● **Task requirements**
In the entries below, find the lines that contain the word "能耗双控" and copy them.

● **Records for the exercise**

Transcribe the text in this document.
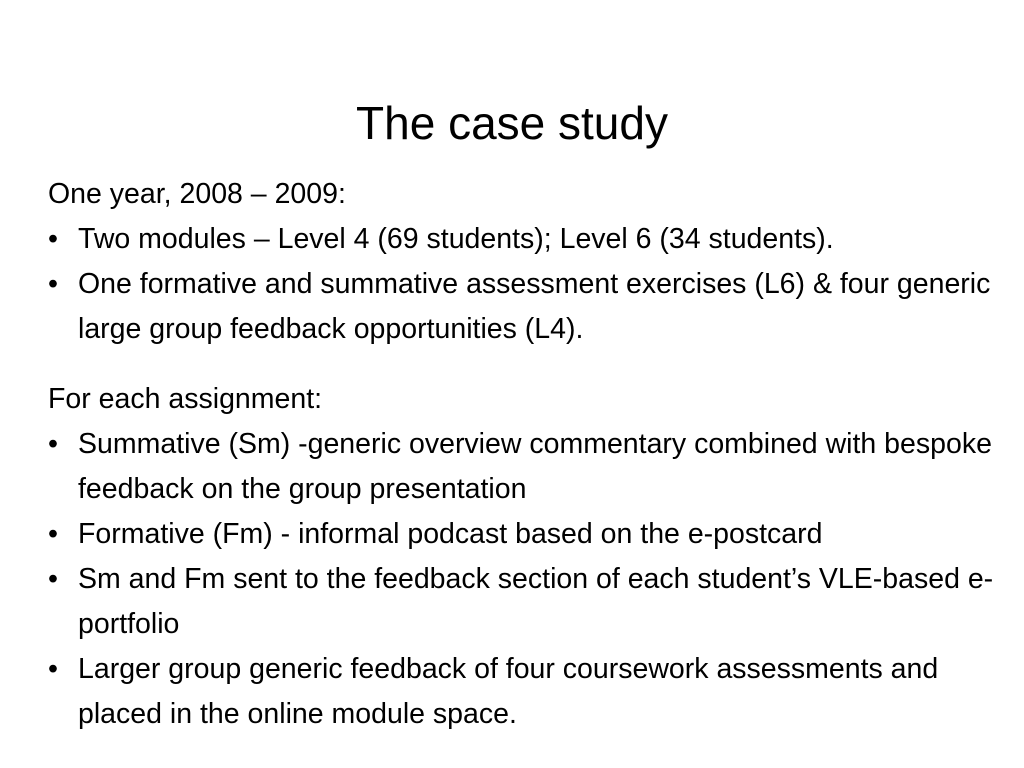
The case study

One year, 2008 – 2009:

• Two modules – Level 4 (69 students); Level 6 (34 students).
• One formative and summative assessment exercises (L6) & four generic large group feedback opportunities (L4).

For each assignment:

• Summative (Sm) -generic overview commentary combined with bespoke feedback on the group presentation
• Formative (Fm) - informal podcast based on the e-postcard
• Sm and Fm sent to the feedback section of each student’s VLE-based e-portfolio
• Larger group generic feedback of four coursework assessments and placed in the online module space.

--

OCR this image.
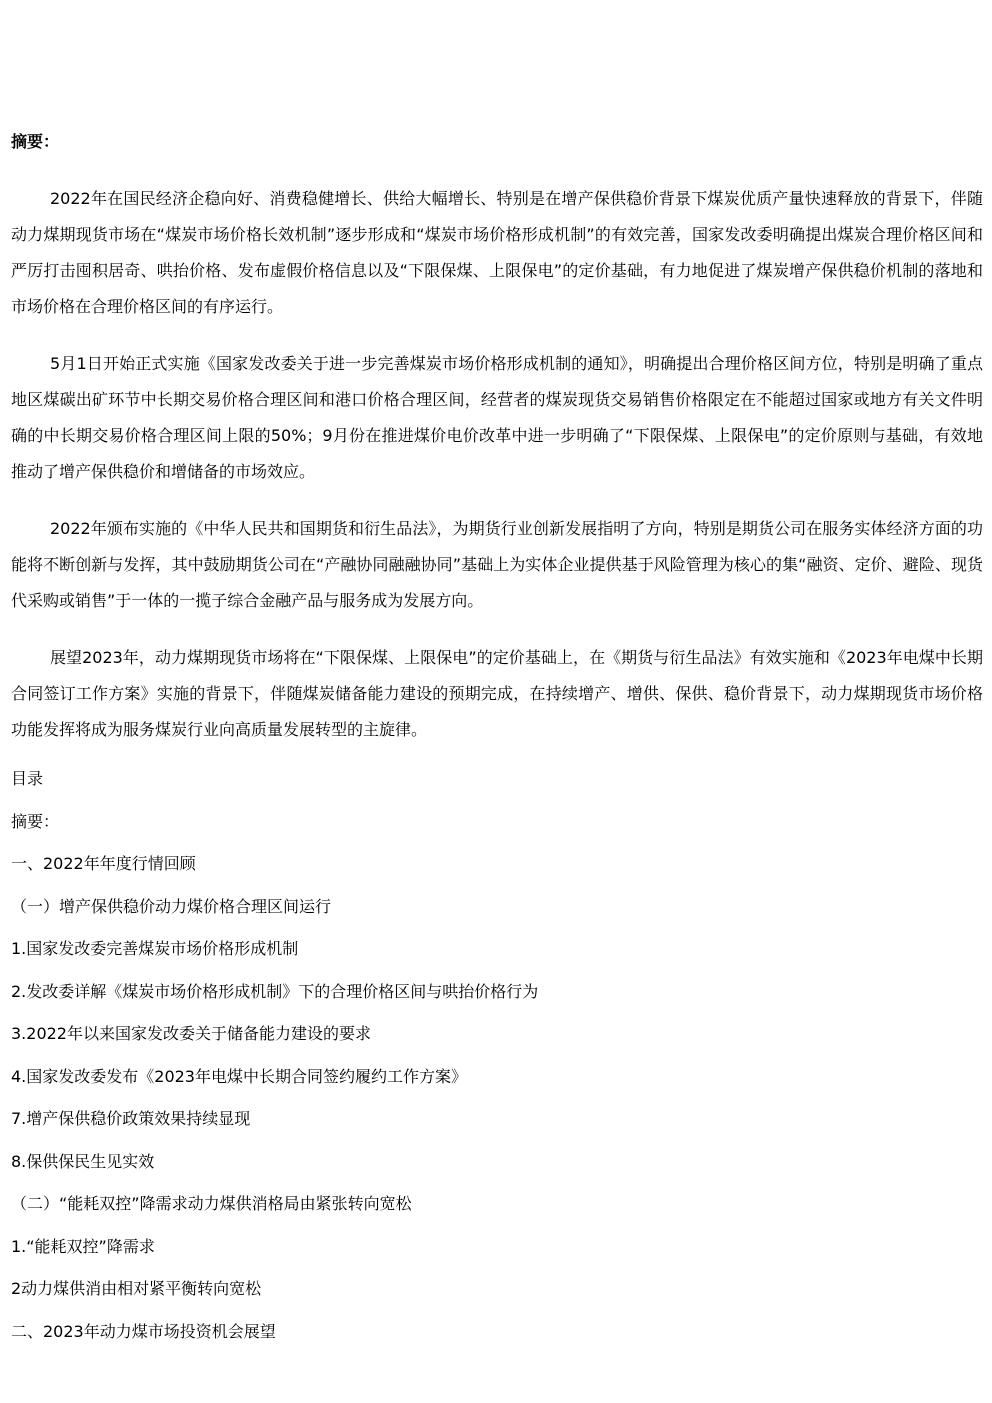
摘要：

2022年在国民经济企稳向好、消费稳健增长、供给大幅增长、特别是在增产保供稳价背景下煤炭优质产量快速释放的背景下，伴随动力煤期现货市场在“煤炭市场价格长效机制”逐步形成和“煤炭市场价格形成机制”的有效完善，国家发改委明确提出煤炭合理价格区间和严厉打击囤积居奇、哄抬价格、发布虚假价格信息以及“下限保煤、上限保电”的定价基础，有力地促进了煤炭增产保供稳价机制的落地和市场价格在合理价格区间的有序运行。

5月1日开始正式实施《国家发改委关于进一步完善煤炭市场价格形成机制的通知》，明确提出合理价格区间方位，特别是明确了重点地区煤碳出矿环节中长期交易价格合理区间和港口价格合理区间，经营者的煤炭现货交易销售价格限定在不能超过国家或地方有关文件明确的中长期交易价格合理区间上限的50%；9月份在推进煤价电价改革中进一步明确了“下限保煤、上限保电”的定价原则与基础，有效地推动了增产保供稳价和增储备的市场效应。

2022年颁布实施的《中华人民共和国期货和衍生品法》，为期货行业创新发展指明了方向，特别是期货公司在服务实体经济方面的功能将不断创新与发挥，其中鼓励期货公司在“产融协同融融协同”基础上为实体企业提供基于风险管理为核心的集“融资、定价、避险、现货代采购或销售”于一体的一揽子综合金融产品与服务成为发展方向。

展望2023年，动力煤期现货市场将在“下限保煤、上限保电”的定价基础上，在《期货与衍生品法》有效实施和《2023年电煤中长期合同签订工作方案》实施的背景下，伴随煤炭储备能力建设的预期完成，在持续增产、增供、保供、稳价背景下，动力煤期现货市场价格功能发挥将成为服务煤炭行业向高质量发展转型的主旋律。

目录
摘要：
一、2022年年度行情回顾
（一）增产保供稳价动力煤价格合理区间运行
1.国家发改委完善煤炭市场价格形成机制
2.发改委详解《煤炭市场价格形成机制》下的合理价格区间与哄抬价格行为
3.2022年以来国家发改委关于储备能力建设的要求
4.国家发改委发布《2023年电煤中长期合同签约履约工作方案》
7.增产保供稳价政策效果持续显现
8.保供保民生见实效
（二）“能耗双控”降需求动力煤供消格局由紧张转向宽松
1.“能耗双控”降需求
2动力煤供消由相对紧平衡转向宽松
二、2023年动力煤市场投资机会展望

● **Exercise output**
（二）“能耗双控”降需求动力煤供消格局由紧张转向宽松
1.“能耗双控”降需求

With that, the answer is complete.